◆ **WHAT IS REQUIRED**: Count every line that holds the string "решений", then give that number alone.

(Data records)
^^^^
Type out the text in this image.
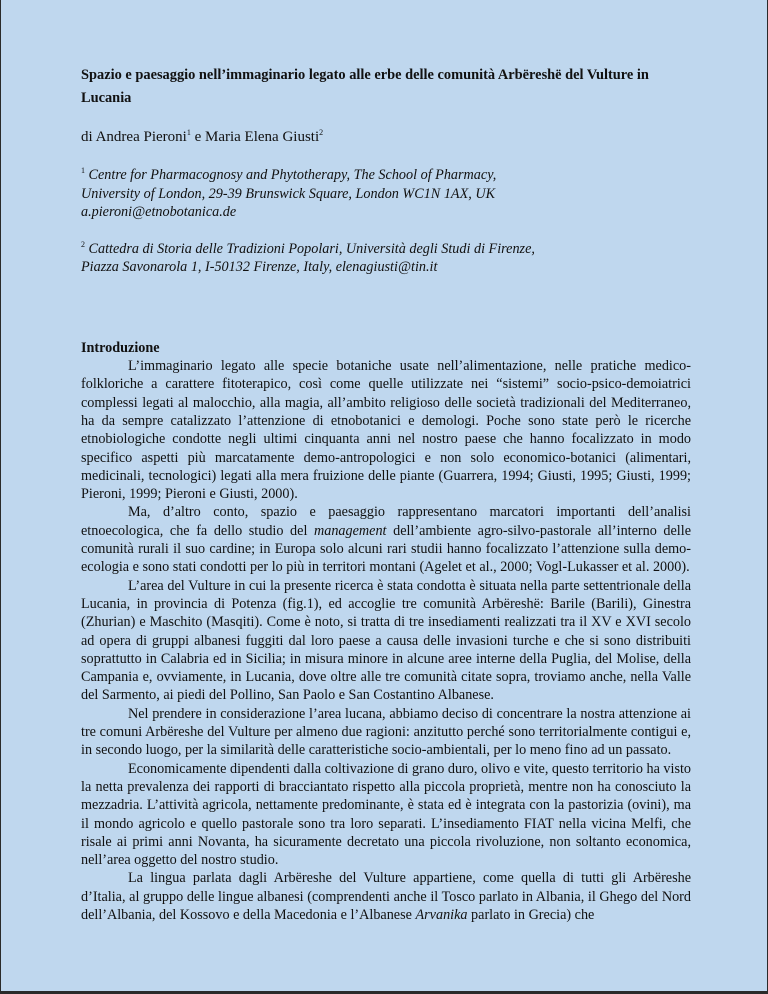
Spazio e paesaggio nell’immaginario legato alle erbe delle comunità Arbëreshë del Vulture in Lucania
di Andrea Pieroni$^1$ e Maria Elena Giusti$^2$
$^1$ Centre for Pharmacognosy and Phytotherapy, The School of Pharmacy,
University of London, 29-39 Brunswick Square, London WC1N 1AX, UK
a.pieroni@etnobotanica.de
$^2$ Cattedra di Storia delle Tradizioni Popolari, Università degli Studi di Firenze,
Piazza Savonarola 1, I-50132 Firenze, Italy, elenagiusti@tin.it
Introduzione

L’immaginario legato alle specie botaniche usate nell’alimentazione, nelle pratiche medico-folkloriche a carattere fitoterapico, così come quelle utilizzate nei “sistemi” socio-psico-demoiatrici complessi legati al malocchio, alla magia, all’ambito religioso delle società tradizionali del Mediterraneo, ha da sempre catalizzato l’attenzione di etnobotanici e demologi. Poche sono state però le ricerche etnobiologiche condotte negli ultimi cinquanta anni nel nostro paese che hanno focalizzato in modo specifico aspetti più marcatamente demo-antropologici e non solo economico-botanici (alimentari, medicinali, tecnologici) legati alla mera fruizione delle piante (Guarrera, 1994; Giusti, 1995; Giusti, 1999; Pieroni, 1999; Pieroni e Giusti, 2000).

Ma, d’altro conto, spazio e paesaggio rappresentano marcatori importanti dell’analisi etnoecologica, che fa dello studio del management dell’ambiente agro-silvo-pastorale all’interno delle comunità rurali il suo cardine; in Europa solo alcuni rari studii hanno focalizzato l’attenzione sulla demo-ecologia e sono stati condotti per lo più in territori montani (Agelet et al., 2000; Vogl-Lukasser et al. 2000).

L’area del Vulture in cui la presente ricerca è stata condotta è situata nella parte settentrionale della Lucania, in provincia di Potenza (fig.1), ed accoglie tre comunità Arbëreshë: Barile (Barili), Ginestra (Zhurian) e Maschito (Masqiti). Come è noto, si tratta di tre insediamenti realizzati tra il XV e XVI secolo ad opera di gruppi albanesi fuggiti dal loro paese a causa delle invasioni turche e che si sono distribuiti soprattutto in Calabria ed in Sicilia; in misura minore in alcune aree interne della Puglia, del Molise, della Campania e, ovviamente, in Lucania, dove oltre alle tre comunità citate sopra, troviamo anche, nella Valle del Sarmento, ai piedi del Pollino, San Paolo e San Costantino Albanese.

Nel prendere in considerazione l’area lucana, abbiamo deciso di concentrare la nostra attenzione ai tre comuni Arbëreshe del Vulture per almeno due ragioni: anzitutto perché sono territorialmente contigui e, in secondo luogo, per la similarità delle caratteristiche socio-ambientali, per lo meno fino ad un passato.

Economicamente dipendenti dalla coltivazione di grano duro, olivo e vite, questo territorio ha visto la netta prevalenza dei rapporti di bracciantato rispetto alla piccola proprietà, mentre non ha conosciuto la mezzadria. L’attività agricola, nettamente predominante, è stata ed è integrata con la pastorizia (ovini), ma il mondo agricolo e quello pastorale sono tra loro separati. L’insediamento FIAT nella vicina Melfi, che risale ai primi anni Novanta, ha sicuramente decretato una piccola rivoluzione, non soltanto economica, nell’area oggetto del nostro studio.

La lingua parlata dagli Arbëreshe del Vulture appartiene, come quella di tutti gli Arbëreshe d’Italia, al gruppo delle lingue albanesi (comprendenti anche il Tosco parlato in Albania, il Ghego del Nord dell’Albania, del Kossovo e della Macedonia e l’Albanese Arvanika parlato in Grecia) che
^^^^
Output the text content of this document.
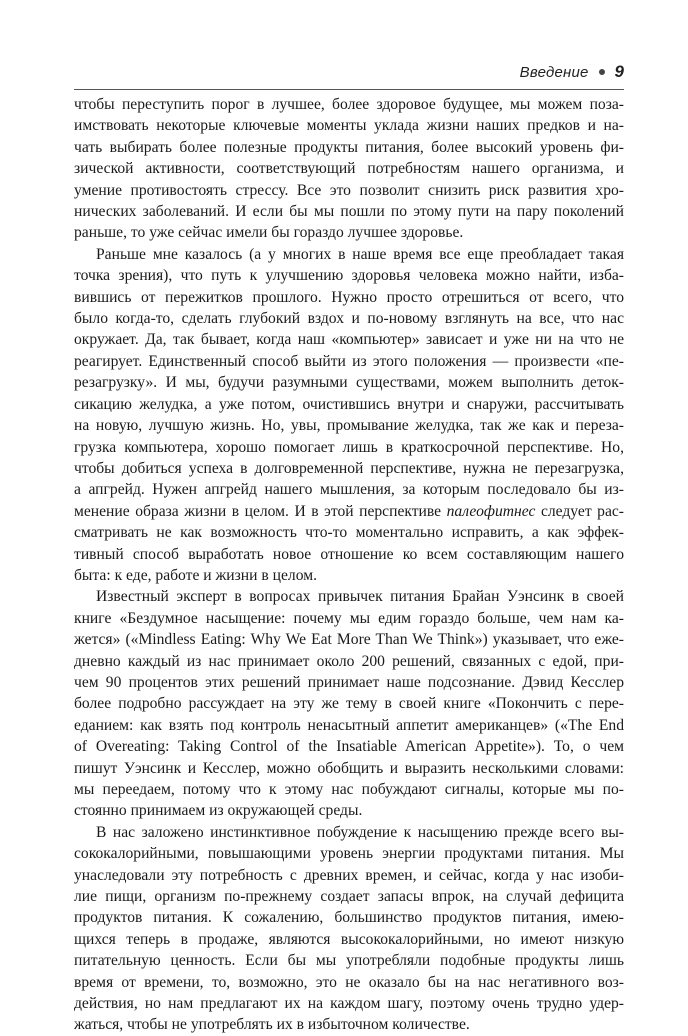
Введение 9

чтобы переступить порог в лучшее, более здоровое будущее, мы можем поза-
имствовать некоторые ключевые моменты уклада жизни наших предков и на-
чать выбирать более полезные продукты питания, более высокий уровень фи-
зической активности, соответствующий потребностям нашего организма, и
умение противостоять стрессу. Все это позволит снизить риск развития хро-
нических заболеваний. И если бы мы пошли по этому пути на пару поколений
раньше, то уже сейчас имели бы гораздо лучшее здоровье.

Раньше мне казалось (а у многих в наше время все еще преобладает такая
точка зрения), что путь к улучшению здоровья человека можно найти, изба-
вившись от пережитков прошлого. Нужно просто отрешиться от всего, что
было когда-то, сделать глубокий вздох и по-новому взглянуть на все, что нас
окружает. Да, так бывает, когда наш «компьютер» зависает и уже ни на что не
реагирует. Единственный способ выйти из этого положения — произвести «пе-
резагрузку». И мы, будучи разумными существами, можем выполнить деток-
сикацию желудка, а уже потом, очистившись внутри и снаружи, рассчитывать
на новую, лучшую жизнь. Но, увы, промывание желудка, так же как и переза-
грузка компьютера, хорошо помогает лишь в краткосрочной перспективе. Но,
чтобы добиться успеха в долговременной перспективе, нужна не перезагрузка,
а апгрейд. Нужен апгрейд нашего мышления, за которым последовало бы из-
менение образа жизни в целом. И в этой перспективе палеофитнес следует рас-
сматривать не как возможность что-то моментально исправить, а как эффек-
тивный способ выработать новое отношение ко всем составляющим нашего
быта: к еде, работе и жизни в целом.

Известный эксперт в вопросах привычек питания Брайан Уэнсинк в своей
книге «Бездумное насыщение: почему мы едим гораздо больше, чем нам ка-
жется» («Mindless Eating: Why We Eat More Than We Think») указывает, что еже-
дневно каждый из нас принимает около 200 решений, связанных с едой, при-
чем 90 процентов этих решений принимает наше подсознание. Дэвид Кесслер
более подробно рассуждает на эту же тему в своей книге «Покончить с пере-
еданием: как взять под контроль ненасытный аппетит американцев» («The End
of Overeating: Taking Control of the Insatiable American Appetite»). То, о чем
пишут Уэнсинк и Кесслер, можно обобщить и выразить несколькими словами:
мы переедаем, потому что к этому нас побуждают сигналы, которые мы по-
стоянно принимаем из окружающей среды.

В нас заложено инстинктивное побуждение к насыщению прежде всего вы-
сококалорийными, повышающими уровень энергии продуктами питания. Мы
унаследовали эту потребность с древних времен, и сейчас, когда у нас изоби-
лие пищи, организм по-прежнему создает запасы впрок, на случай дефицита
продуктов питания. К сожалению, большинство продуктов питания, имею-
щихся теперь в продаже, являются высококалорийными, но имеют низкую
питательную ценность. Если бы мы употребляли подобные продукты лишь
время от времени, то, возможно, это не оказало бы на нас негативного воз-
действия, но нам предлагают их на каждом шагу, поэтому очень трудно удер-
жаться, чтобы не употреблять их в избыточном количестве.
^^^^
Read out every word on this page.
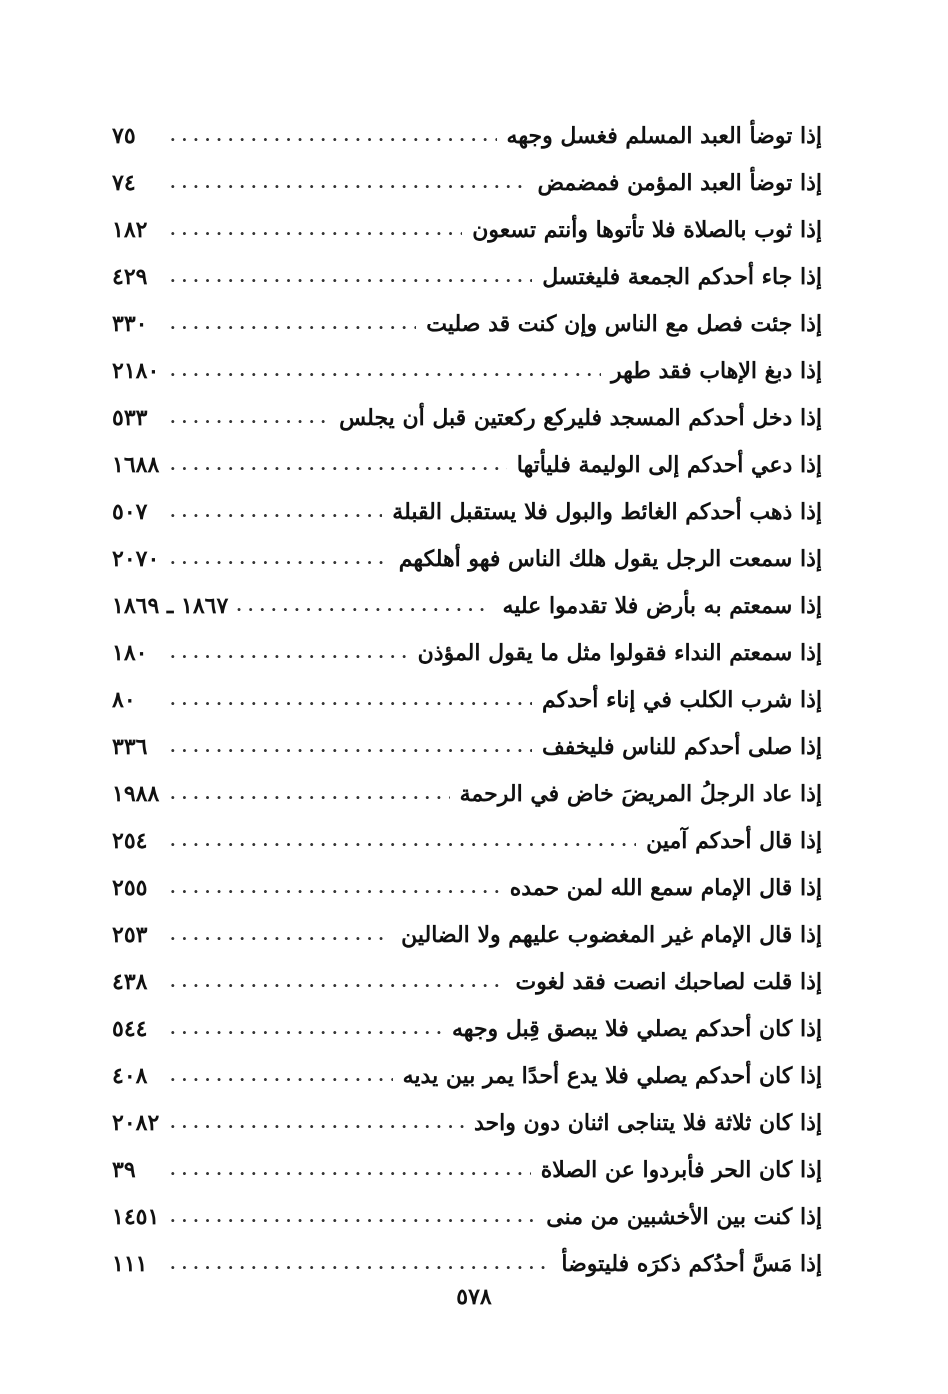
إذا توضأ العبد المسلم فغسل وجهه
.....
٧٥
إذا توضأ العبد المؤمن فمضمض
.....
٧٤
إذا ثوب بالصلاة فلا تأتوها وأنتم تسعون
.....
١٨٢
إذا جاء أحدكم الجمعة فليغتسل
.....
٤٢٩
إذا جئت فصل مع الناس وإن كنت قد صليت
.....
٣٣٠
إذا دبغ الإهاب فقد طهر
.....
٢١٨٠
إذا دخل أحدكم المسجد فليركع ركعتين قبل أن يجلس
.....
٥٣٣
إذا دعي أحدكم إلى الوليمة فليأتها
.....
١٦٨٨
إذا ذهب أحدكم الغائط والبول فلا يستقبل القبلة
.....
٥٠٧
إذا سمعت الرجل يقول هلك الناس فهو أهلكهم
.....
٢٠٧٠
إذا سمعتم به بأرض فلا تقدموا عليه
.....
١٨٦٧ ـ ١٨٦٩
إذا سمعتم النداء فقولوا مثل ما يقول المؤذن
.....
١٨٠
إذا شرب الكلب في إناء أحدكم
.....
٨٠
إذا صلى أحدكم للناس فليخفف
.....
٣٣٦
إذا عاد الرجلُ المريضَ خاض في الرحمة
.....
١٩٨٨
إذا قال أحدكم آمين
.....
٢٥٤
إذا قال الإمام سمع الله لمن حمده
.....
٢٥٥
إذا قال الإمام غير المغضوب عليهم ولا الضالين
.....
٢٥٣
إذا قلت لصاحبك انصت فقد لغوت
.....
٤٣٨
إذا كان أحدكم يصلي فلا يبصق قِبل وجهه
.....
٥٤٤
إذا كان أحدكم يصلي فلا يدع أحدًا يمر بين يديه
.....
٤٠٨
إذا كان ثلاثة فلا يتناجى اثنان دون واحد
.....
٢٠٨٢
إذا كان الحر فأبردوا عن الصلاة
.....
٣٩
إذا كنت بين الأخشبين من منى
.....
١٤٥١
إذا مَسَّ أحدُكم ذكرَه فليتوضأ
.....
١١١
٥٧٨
^^^^
◆ **ANSWER IN FULL**: 2